(Data records)
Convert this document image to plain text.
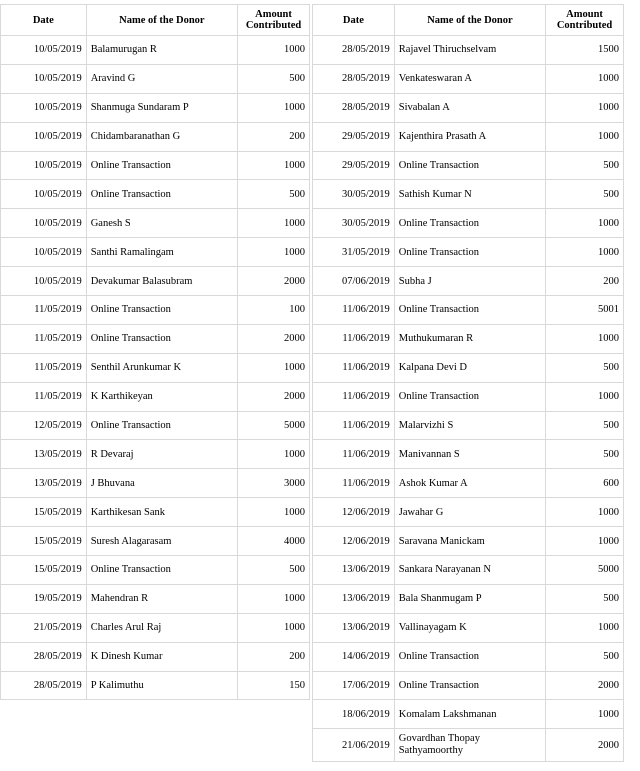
Date	Name of the Donor	Amount
Contributed
10/05/2019	Balamurugan R	1000
10/05/2019	Aravind G	500
10/05/2019	Shanmuga Sundaram P	1000
10/05/2019	Chidambaranathan G	200
10/05/2019	Online Transaction	1000
10/05/2019	Online Transaction	500
10/05/2019	Ganesh S	1000
10/05/2019	Santhi Ramalingam	1000
10/05/2019	Devakumar Balasubram	2000
11/05/2019	Online Transaction	100
11/05/2019	Online Transaction	2000
11/05/2019	Senthil Arunkumar K	1000
11/05/2019	K Karthikeyan	2000
12/05/2019	Online Transaction	5000
13/05/2019	R Devaraj	1000
13/05/2019	J Bhuvana	3000
15/05/2019	Karthikesan Sank	1000
15/05/2019	Suresh Alagarasam	4000
15/05/2019	Online Transaction	500
19/05/2019	Mahendran R	1000
21/05/2019	Charles Arul Raj	1000
28/05/2019	K Dinesh Kumar	200
28/05/2019	P Kalimuthu	150
Date	Name of the Donor	Amount
Contributed
28/05/2019	Rajavel Thiruchselvam	1500
28/05/2019	Venkateswaran A	1000
28/05/2019	Sivabalan A	1000
29/05/2019	Kajenthira Prasath A	1000
29/05/2019	Online Transaction	500
30/05/2019	Sathish Kumar N	500
30/05/2019	Online Transaction	1000
31/05/2019	Online Transaction	1000
07/06/2019	Subha J	200
11/06/2019	Online Transaction	5001
11/06/2019	Muthukumaran R	1000
11/06/2019	Kalpana Devi D	500
11/06/2019	Online Transaction	1000
11/06/2019	Malarvizhi S	500
11/06/2019	Manivannan S	500
11/06/2019	Ashok Kumar A	600
12/06/2019	Jawahar G	1000
12/06/2019	Saravana Manickam	1000
13/06/2019	Sankara Narayanan N	5000
13/06/2019	Bala Shanmugam P	500
13/06/2019	Vallinayagam K	1000
14/06/2019	Online Transaction	500
17/06/2019	Online Transaction	2000
18/06/2019	Komalam Lakshmanan	1000
21/06/2019	Govardhan Thopay
Sathyamoorthy	2000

## [Goal]
Return the records exactly. Don't carry the pictures over.

## [Finished task]
Convert this document image to plain text.
Date	Name of the Donor	Amount
Contributed
10/05/2019	Balamurugan R	1000
10/05/2019	Aravind G	500
10/05/2019	Shanmuga Sundaram P	1000
10/05/2019	Chidambaranathan G	200
10/05/2019	Online Transaction	1000
10/05/2019	Online Transaction	500
10/05/2019	Ganesh S	1000
10/05/2019	Santhi Ramalingam	1000
10/05/2019	Devakumar Balasubram	2000
11/05/2019	Online Transaction	100
11/05/2019	Online Transaction	2000
11/05/2019	Senthil Arunkumar K	1000
11/05/2019	K Karthikeyan	2000
12/05/2019	Online Transaction	5000
13/05/2019	R Devaraj	1000
13/05/2019	J Bhuvana	3000
15/05/2019	Karthikesan Sank	1000
15/05/2019	Suresh Alagarasam	4000
15/05/2019	Online Transaction	500
19/05/2019	Mahendran R	1000
21/05/2019	Charles Arul Raj	1000
28/05/2019	K Dinesh Kumar	200
28/05/2019	P Kalimuthu	150
Date	Name of the Donor	Amount
Contributed
28/05/2019	Rajavel Thiruchselvam	1500
28/05/2019	Venkateswaran A	1000
28/05/2019	Sivabalan A	1000
29/05/2019	Kajenthira Prasath A	1000
29/05/2019	Online Transaction	500
30/05/2019	Sathish Kumar N	500
30/05/2019	Online Transaction	1000
31/05/2019	Online Transaction	1000
07/06/2019	Subha J	200
11/06/2019	Online Transaction	5001
11/06/2019	Muthukumaran R	1000
11/06/2019	Kalpana Devi D	500
11/06/2019	Online Transaction	1000
11/06/2019	Malarvizhi S	500
11/06/2019	Manivannan S	500
11/06/2019	Ashok Kumar A	600
12/06/2019	Jawahar G	1000
12/06/2019	Saravana Manickam	1000
13/06/2019	Sankara Narayanan N	5000
13/06/2019	Bala Shanmugam P	500
13/06/2019	Vallinayagam K	1000
14/06/2019	Online Transaction	500
17/06/2019	Online Transaction	2000
18/06/2019	Komalam Lakshmanan	1000
21/06/2019	Govardhan Thopay
Sathyamoorthy	2000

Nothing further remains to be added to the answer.